• **WRITTEN TASK**: Restate the complete material exactly.

• **DATA FOR THIS EXERCISE**:

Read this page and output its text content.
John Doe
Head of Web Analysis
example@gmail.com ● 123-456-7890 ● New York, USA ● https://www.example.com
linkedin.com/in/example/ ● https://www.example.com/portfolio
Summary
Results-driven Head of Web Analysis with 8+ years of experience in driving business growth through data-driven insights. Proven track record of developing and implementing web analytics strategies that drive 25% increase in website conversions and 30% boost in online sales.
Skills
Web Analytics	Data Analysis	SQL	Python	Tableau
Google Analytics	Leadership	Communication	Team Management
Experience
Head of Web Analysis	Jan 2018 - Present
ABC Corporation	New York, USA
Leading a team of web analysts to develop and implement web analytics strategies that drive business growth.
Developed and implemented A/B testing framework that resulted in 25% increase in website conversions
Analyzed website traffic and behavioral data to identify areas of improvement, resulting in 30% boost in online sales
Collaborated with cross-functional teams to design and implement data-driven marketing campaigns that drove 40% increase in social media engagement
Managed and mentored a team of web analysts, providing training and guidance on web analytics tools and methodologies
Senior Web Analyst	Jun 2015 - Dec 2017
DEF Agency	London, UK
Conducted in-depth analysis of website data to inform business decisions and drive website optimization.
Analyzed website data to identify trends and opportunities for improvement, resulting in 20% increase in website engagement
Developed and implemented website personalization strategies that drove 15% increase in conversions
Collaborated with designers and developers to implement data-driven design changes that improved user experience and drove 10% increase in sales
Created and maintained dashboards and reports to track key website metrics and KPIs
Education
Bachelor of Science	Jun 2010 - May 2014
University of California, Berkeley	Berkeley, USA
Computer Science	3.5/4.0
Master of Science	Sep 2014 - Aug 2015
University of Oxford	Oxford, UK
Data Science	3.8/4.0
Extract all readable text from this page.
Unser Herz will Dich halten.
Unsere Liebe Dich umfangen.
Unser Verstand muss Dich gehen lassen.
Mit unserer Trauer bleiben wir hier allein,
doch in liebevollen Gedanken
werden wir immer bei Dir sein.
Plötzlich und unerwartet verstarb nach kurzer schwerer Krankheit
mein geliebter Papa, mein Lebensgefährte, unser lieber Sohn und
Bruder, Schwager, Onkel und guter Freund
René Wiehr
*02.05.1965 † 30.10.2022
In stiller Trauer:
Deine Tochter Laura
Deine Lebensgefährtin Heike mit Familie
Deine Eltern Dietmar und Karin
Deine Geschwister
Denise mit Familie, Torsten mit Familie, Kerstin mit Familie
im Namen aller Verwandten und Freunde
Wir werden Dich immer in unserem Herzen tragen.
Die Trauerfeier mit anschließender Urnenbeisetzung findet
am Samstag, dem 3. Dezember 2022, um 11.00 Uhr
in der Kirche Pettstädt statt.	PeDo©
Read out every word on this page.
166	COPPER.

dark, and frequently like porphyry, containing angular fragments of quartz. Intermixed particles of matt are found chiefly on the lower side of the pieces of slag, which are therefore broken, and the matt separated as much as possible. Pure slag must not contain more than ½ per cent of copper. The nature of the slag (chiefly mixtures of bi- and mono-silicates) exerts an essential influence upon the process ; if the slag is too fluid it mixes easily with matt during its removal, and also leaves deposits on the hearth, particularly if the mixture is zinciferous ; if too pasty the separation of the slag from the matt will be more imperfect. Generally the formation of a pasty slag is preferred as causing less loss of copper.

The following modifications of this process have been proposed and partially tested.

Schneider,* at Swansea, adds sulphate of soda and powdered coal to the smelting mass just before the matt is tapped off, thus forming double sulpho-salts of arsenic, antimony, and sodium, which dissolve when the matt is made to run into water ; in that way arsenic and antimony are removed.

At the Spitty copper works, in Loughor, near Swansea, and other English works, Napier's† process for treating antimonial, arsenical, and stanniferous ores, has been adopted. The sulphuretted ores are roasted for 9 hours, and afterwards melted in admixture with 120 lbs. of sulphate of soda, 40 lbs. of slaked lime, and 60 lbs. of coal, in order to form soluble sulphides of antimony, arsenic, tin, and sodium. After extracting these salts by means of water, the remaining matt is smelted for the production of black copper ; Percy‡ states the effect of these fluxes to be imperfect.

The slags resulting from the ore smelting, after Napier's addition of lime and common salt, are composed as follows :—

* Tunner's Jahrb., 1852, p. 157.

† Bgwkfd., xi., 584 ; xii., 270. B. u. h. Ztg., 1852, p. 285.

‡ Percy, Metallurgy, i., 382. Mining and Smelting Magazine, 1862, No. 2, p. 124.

• **COMPLETED TASK**:
Read this page and output its text content.
John Doe
Head of Web Analysis
example@gmail.com ● 123-456-7890 ● New York, USA ● https://www.example.com
linkedin.com/in/example/ ● https://www.example.com/portfolio
Summary
Results-driven Head of Web Analysis with 8+ years of experience in driving business growth through data-driven insights. Proven track record of developing and implementing web analytics strategies that drive 25% increase in website conversions and 30% boost in online sales.
Skills
Web Analytics	Data Analysis	SQL	Python	Tableau
Google Analytics	Leadership	Communication	Team Management
Experience
Head of Web Analysis	Jan 2018 - Present
ABC Corporation	New York, USA
Leading a team of web analysts to develop and implement web analytics strategies that drive business growth.
Developed and implemented A/B testing framework that resulted in 25% increase in website conversions
Analyzed website traffic and behavioral data to identify areas of improvement, resulting in 30% boost in online sales
Collaborated with cross-functional teams to design and implement data-driven marketing campaigns that drove 40% increase in social media engagement
Managed and mentored a team of web analysts, providing training and guidance on web analytics tools and methodologies
Senior Web Analyst	Jun 2015 - Dec 2017
DEF Agency	London, UK
Conducted in-depth analysis of website data to inform business decisions and drive website optimization.
Analyzed website data to identify trends and opportunities for improvement, resulting in 20% increase in website engagement
Developed and implemented website personalization strategies that drove 15% increase in conversions
Collaborated with designers and developers to implement data-driven design changes that improved user experience and drove 10% increase in sales
Created and maintained dashboards and reports to track key website metrics and KPIs
Education
Bachelor of Science	Jun 2010 - May 2014
University of California, Berkeley	Berkeley, USA
Computer Science	3.5/4.0
Master of Science	Sep 2014 - Aug 2015
University of Oxford	Oxford, UK
Data Science	3.8/4.0
Extract all readable text from this page.
Unser Herz will Dich halten.
Unsere Liebe Dich umfangen.
Unser Verstand muss Dich gehen lassen.
Mit unserer Trauer bleiben wir hier allein,
doch in liebevollen Gedanken
werden wir immer bei Dir sein.
Plötzlich und unerwartet verstarb nach kurzer schwerer Krankheit
mein geliebter Papa, mein Lebensgefährte, unser lieber Sohn und
Bruder, Schwager, Onkel und guter Freund
René Wiehr
*02.05.1965 † 30.10.2022
In stiller Trauer:
Deine Tochter Laura
Deine Lebensgefährtin Heike mit Familie
Deine Eltern Dietmar und Karin
Deine Geschwister
Denise mit Familie, Torsten mit Familie, Kerstin mit Familie
im Namen aller Verwandten und Freunde
Wir werden Dich immer in unserem Herzen tragen.
Die Trauerfeier mit anschließender Urnenbeisetzung findet
am Samstag, dem 3. Dezember 2022, um 11.00 Uhr
in der Kirche Pettstädt statt.	PeDo©
Read out every word on this page.
166	COPPER.

dark, and frequently like porphyry, containing angular fragments of quartz. Intermixed particles of matt are found chiefly on the lower side of the pieces of slag, which are therefore broken, and the matt separated as much as possible. Pure slag must not contain more than ½ per cent of copper. The nature of the slag (chiefly mixtures of bi- and mono-silicates) exerts an essential influence upon the process ; if the slag is too fluid it mixes easily with matt during its removal, and also leaves deposits on the hearth, particularly if the mixture is zinciferous ; if too pasty the separation of the slag from the matt will be more imperfect. Generally the formation of a pasty slag is preferred as causing less loss of copper.

The following modifications of this process have been proposed and partially tested.

Schneider,* at Swansea, adds sulphate of soda and powdered coal to the smelting mass just before the matt is tapped off, thus forming double sulpho-salts of arsenic, antimony, and sodium, which dissolve when the matt is made to run into water ; in that way arsenic and antimony are removed.

At the Spitty copper works, in Loughor, near Swansea, and other English works, Napier's† process for treating antimonial, arsenical, and stanniferous ores, has been adopted. The sulphuretted ores are roasted for 9 hours, and afterwards melted in admixture with 120 lbs. of sulphate of soda, 40 lbs. of slaked lime, and 60 lbs. of coal, in order to form soluble sulphides of antimony, arsenic, tin, and sodium. After extracting these salts by means of water, the remaining matt is smelted for the production of black copper ; Percy‡ states the effect of these fluxes to be imperfect.

The slags resulting from the ore smelting, after Napier's addition of lime and common salt, are composed as follows :—

* Tunner's Jahrb., 1852, p. 157.

† Bgwkfd., xi., 584 ; xii., 270. B. u. h. Ztg., 1852, p. 285.

‡ Percy, Metallurgy, i., 382. Mining and Smelting Magazine, 1862, No. 2, p. 124.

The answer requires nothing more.